### [INSTRUCTIONS TO FOLLOW]
Retype the records below line for line, keeping every character as it appears. Omit the pictures.

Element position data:
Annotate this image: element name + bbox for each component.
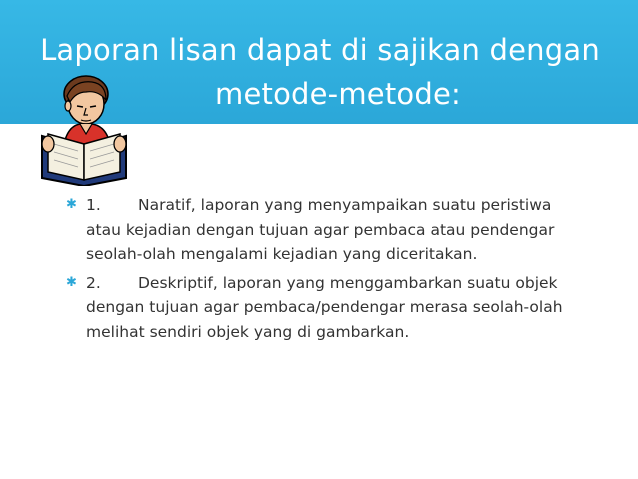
asterisk-bullet-icon: ✱ (66, 197, 77, 212)
title-line-2: metode-metode: (215, 77, 461, 111)
item-number: 1. (86, 196, 101, 214)
man-reading-book-icon (34, 74, 134, 186)
title-line-1: Laporan lisan dapat di sajikan dengan (40, 33, 600, 67)
item-number: 2. (86, 273, 101, 292)
list-item (64, 193, 584, 267)
bullet-list (64, 193, 584, 348)
asterisk-bullet-icon: ✱ (66, 274, 77, 290)
item-text: Deskriptif, laporan yang menggambarkan suatu objek dengan tujuan agar pembaca/pendengar merasa seolah-olah melihat sendiri objek yang di gambarkan. (86, 273, 563, 341)
list-item (64, 271, 584, 345)
item-text: Naratif, laporan yang menyampaikan suatu peristiwa atau kejadian dengan tujuan agar pembaca atau pendengar seolah-olah mengalami kejadian yang diceritakan. (86, 196, 555, 263)
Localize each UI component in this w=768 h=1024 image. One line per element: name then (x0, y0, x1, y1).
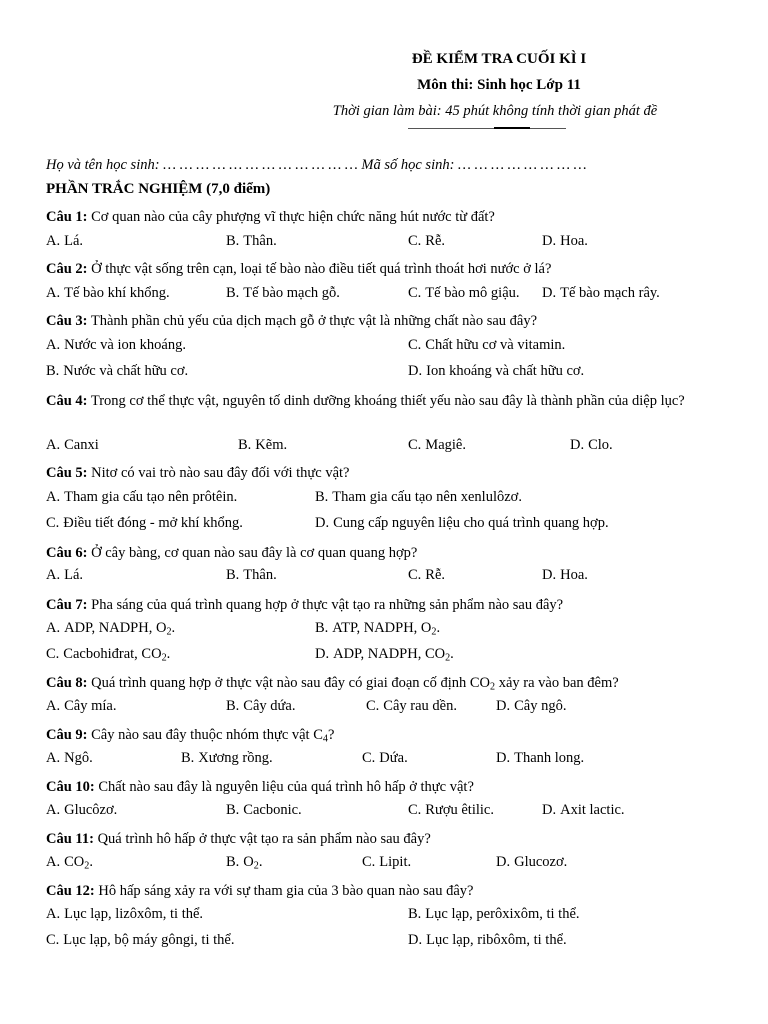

### [SOLUTION TO THIS PROBLEM]
Annotate this image: element name + bbox for each component.
asterisk-bullet-icon: ✱ (66, 197, 77, 212)
title-line-2: metode-metode: (215, 77, 461, 111)
item-number: 1. (86, 196, 101, 214)
man-reading-book-icon (34, 74, 134, 186)
title-line-1: Laporan lisan dapat di sajikan dengan (40, 33, 600, 67)
item-number: 2. (86, 273, 101, 292)
list-item (64, 193, 584, 267)
bullet-list (64, 193, 584, 348)
asterisk-bullet-icon: ✱ (66, 274, 77, 290)
item-text: Deskriptif, laporan yang menggambarkan suatu objek dengan tujuan agar pembaca/pendengar merasa seolah-olah melihat sendiri objek yang di gambarkan. (86, 273, 563, 341)
list-item (64, 271, 584, 345)
item-text: Naratif, laporan yang menyampaikan suatu peristiwa atau kejadian dengan tujuan agar pembaca atau pendengar seolah-olah mengalami kejadian yang diceritakan. (86, 196, 555, 263)
Localize each UI component in this w=768 h=1024 image. One line per element: name then (x0, y0, x1, y1).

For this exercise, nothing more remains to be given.